(Items from a data source)
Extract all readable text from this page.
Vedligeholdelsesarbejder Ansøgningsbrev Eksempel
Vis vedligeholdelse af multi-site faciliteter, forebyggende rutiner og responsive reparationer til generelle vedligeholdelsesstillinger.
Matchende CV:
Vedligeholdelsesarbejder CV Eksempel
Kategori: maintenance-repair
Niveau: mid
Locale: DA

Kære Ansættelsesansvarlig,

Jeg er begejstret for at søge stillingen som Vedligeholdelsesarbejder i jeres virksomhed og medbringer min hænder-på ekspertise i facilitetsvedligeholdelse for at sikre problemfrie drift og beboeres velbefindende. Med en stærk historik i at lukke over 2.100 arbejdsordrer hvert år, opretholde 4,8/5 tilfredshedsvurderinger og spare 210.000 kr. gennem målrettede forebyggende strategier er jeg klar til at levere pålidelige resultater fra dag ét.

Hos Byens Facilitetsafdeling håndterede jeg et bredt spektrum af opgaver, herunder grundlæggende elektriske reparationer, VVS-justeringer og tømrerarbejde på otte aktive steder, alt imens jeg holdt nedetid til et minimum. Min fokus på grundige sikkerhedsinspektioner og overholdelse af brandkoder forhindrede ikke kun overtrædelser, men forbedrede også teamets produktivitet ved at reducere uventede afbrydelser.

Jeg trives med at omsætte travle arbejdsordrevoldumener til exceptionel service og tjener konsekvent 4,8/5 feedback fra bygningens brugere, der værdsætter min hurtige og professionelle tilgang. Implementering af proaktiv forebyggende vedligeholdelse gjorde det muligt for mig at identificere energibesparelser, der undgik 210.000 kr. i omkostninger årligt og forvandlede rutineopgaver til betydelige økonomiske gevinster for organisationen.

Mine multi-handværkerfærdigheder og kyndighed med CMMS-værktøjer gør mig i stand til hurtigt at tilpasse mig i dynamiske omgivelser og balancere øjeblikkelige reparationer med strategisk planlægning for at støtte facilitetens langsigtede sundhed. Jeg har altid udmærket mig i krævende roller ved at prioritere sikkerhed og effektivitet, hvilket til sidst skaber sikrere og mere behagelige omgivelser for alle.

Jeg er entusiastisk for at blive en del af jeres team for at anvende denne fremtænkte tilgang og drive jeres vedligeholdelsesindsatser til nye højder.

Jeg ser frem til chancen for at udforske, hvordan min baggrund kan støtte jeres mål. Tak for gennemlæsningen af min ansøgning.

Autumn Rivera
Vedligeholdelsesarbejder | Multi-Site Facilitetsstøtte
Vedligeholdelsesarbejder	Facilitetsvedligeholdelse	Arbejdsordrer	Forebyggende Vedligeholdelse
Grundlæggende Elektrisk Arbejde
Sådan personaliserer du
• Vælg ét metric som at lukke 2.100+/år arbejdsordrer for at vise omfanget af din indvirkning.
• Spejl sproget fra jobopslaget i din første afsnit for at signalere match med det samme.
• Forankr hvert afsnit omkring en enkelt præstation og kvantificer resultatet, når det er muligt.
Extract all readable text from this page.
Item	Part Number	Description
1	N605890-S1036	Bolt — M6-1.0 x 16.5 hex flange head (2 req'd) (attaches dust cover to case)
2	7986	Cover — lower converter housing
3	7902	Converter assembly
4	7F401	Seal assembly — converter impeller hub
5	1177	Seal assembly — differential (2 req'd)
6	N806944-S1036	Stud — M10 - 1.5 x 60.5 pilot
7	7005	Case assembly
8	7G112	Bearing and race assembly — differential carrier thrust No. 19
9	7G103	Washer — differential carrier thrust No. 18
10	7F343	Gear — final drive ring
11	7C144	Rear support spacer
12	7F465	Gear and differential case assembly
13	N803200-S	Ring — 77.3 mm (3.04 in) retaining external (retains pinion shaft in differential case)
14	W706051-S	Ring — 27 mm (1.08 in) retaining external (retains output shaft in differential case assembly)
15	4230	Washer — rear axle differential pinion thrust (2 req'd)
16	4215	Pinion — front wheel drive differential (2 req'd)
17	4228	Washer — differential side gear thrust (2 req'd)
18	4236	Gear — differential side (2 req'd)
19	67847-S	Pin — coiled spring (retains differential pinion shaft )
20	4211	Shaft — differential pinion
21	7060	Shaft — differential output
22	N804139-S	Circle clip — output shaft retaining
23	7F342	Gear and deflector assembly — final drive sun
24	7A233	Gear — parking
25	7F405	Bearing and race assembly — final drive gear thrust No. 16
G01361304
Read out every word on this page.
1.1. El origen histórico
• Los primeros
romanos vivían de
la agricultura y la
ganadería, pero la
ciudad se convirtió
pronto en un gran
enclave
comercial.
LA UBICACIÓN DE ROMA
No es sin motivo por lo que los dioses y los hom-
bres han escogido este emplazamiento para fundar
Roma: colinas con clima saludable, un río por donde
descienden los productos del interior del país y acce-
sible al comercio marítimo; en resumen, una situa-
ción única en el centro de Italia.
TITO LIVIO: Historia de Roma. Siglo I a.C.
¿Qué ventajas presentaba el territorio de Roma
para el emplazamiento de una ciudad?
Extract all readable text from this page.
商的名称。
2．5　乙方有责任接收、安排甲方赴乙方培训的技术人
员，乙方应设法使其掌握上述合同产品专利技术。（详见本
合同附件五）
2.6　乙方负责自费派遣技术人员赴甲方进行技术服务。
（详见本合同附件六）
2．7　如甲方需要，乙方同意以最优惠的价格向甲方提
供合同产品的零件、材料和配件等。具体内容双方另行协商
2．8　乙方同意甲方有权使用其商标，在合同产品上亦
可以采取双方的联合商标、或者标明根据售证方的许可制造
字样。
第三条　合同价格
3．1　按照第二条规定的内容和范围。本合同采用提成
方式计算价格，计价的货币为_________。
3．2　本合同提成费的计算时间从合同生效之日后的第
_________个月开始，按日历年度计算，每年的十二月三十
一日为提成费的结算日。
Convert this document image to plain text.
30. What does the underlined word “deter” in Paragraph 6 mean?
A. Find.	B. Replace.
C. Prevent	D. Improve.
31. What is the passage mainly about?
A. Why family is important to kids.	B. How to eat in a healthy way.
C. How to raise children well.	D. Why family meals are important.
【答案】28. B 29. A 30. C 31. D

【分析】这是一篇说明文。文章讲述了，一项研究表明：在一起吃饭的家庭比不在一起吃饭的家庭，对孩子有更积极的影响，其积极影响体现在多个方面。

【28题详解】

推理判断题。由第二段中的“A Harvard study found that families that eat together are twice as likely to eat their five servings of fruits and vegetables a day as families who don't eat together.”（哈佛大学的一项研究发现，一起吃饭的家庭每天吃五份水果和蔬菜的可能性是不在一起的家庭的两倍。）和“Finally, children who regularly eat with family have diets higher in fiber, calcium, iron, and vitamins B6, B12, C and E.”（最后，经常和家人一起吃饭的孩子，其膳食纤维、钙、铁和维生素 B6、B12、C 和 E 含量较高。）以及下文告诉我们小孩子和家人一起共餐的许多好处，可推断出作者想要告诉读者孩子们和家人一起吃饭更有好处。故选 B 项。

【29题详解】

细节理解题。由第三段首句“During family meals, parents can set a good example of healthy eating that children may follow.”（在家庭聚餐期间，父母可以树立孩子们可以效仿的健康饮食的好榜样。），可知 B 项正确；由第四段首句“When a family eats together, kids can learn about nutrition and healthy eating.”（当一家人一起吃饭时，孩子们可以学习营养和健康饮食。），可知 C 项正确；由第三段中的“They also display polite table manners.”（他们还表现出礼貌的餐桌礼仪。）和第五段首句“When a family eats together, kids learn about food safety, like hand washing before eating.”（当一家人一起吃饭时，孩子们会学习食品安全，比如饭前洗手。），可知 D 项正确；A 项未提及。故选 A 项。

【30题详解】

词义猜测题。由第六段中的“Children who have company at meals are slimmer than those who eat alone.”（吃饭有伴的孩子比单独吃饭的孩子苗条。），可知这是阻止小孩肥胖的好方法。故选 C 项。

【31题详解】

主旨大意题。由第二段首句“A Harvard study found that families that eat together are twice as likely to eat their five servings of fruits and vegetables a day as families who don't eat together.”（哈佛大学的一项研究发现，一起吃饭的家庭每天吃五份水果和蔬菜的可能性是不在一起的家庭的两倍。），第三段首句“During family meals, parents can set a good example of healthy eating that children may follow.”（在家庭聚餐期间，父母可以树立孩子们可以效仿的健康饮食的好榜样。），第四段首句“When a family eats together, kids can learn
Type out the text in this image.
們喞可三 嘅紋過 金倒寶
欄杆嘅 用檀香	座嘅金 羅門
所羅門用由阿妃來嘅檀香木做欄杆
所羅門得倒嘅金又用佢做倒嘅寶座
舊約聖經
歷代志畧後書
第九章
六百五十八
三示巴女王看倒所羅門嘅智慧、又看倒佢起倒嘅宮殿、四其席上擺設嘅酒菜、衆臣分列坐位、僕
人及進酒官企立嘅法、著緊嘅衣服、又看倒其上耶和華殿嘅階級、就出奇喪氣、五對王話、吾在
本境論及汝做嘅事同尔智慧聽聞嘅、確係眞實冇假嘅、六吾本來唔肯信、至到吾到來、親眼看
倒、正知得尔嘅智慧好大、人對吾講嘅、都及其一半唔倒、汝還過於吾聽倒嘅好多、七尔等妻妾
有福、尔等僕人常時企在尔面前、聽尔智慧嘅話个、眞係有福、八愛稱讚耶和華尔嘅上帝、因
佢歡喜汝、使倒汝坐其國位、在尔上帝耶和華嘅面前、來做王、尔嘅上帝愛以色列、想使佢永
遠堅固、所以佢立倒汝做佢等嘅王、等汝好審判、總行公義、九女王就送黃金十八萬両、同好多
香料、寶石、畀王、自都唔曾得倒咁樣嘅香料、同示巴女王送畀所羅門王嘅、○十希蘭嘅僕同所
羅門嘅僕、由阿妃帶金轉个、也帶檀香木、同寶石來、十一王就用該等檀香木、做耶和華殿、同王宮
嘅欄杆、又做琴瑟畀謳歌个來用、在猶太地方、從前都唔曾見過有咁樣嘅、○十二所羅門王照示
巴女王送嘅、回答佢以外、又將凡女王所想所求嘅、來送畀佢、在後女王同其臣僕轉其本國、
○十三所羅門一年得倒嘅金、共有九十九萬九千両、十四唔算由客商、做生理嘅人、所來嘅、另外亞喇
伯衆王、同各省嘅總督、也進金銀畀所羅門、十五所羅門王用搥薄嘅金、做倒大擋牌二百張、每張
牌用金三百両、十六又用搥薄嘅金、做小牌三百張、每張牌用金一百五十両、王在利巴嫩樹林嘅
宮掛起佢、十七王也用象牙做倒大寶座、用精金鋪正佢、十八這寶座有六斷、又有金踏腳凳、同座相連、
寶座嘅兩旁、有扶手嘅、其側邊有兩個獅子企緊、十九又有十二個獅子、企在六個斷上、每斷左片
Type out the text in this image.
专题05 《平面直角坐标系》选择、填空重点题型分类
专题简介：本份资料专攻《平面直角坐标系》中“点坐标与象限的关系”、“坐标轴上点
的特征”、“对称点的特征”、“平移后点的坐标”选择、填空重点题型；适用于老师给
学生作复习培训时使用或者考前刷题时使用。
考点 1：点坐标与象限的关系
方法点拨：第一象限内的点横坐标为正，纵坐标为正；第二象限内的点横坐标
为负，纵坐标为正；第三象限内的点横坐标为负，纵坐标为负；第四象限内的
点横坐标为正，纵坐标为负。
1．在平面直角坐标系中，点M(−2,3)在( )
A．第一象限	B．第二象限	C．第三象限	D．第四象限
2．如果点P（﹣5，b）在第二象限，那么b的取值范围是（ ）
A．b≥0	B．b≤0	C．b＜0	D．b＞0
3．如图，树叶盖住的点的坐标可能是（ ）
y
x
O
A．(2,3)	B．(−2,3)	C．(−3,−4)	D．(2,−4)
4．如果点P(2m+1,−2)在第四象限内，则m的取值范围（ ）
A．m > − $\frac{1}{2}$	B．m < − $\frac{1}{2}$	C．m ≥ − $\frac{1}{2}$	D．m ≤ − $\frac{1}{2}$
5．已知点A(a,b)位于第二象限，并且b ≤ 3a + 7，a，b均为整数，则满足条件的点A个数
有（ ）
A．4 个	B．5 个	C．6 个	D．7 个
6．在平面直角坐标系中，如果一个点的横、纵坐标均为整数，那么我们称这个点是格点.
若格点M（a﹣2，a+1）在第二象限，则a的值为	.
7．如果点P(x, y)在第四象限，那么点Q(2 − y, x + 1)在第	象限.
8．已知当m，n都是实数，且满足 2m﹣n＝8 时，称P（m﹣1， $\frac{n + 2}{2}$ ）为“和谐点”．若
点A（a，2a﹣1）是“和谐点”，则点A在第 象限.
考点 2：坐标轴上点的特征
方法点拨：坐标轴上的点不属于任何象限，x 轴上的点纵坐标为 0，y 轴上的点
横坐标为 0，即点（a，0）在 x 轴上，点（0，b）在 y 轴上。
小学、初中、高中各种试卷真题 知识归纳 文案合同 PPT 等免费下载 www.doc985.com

[Short task]: Go over the records above and tally the lines with the word "kids" in them. Give the number alone.

[Full solution]: 3